Available data:
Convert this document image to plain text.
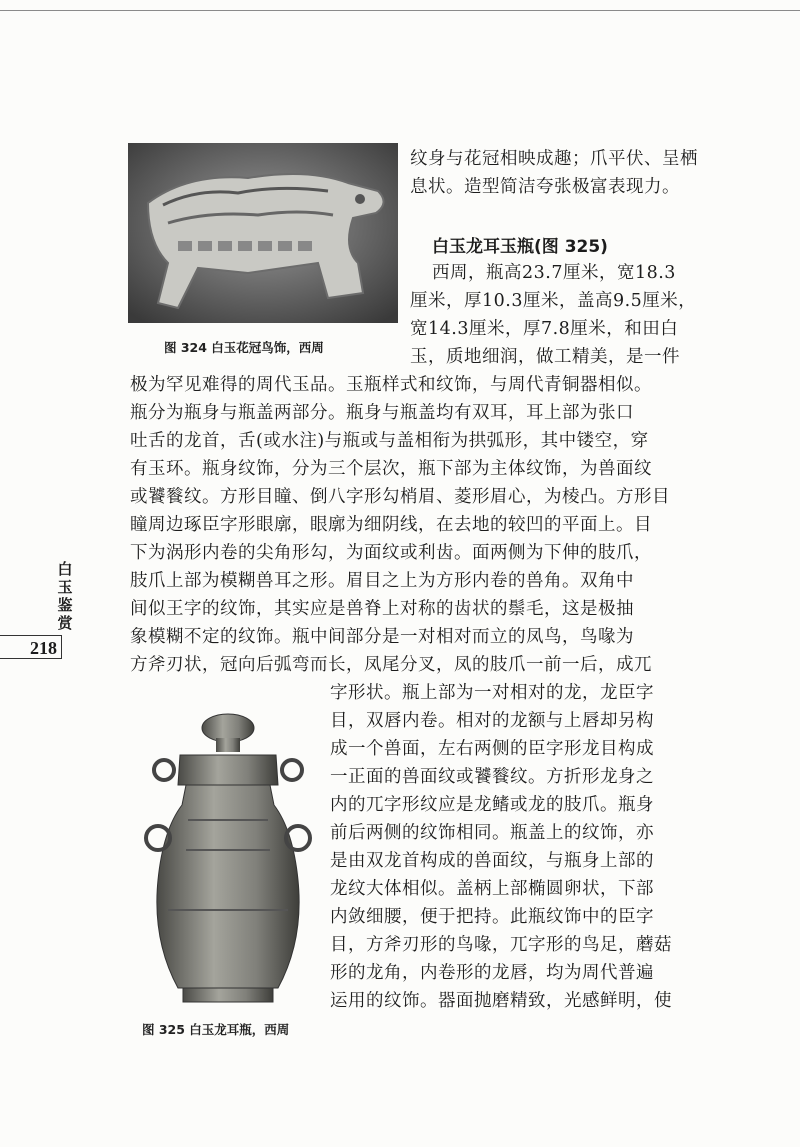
图 324 白玉花冠鸟饰，西周
图 325 白玉龙耳瓶，西周
白玉龙耳玉瓶(图 325)
纹身与花冠相映成趣；爪平伏、呈栖
息状。造型简洁夸张极富表现力。
西周，瓶高23.7厘米，宽18.3
厘米，厚10.3厘米，盖高9.5厘米，
宽14.3厘米，厚7.8厘米，和田白
玉，质地细润，做工精美，是一件
极为罕见难得的周代玉品。玉瓶样式和纹饰，与周代青铜器相似。
瓶分为瓶身与瓶盖两部分。瓶身与瓶盖均有双耳，耳上部为张口
吐舌的龙首，舌(或水注)与瓶或与盖相衔为拱弧形，其中镂空，穿
有玉环。瓶身纹饰，分为三个层次，瓶下部为主体纹饰，为兽面纹
或饕餮纹。方形目瞳、倒八字形勾梢眉、菱形眉心，为棱凸。方形目
瞳周边琢臣字形眼廓，眼廓为细阴线，在去地的较凹的平面上。目
下为涡形内卷的尖角形勾，为面纹或利齿。面两侧为下伸的肢爪，
肢爪上部为模糊兽耳之形。眉目之上为方形内卷的兽角。双角中
间似王字的纹饰，其实应是兽脊上对称的齿状的鬃毛，这是极抽
象模糊不定的纹饰。瓶中间部分是一对相对而立的凤鸟，鸟喙为
方斧刃状，冠向后弧弯而长，凤尾分叉，凤的肢爪一前一后，成兀
字形状。瓶上部为一对相对的龙，龙臣字
目，双唇内卷。相对的龙额与上唇却另构
成一个兽面，左右两侧的臣字形龙目构成
一正面的兽面纹或饕餮纹。方折形龙身之
内的兀字形纹应是龙鳍或龙的肢爪。瓶身
前后两侧的纹饰相同。瓶盖上的纹饰，亦
是由双龙首构成的兽面纹，与瓶身上部的
龙纹大体相似。盖柄上部椭圆卵状，下部
内敛细腰，便于把持。此瓶纹饰中的臣字
目，方斧刃形的鸟喙，兀字形的鸟足，蘑菇
形的龙角，内卷形的龙唇，均为周代普遍
运用的纹饰。器面抛磨精致，光感鲜明，使
白
玉
鉴
赏
218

What you need to do:
Output the records above exactly; leave out the pictures.

Task response:
Convert this document image to plain text.
图 324 白玉花冠鸟饰，西周
图 325 白玉龙耳瓶，西周
白玉龙耳玉瓶(图 325)
纹身与花冠相映成趣；爪平伏、呈栖
息状。造型简洁夸张极富表现力。
西周，瓶高23.7厘米，宽18.3
厘米，厚10.3厘米，盖高9.5厘米，
宽14.3厘米，厚7.8厘米，和田白
玉，质地细润，做工精美，是一件
极为罕见难得的周代玉品。玉瓶样式和纹饰，与周代青铜器相似。
瓶分为瓶身与瓶盖两部分。瓶身与瓶盖均有双耳，耳上部为张口
吐舌的龙首，舌(或水注)与瓶或与盖相衔为拱弧形，其中镂空，穿
有玉环。瓶身纹饰，分为三个层次，瓶下部为主体纹饰，为兽面纹
或饕餮纹。方形目瞳、倒八字形勾梢眉、菱形眉心，为棱凸。方形目
瞳周边琢臣字形眼廓，眼廓为细阴线，在去地的较凹的平面上。目
下为涡形内卷的尖角形勾，为面纹或利齿。面两侧为下伸的肢爪，
肢爪上部为模糊兽耳之形。眉目之上为方形内卷的兽角。双角中
间似王字的纹饰，其实应是兽脊上对称的齿状的鬃毛，这是极抽
象模糊不定的纹饰。瓶中间部分是一对相对而立的凤鸟，鸟喙为
方斧刃状，冠向后弧弯而长，凤尾分叉，凤的肢爪一前一后，成兀
字形状。瓶上部为一对相对的龙，龙臣字
目，双唇内卷。相对的龙额与上唇却另构
成一个兽面，左右两侧的臣字形龙目构成
一正面的兽面纹或饕餮纹。方折形龙身之
内的兀字形纹应是龙鳍或龙的肢爪。瓶身
前后两侧的纹饰相同。瓶盖上的纹饰，亦
是由双龙首构成的兽面纹，与瓶身上部的
龙纹大体相似。盖柄上部椭圆卵状，下部
内敛细腰，便于把持。此瓶纹饰中的臣字
目，方斧刃形的鸟喙，兀字形的鸟足，蘑菇
形的龙角，内卷形的龙唇，均为周代普遍
运用的纹饰。器面抛磨精致，光感鲜明，使
白
玉
鉴
赏
218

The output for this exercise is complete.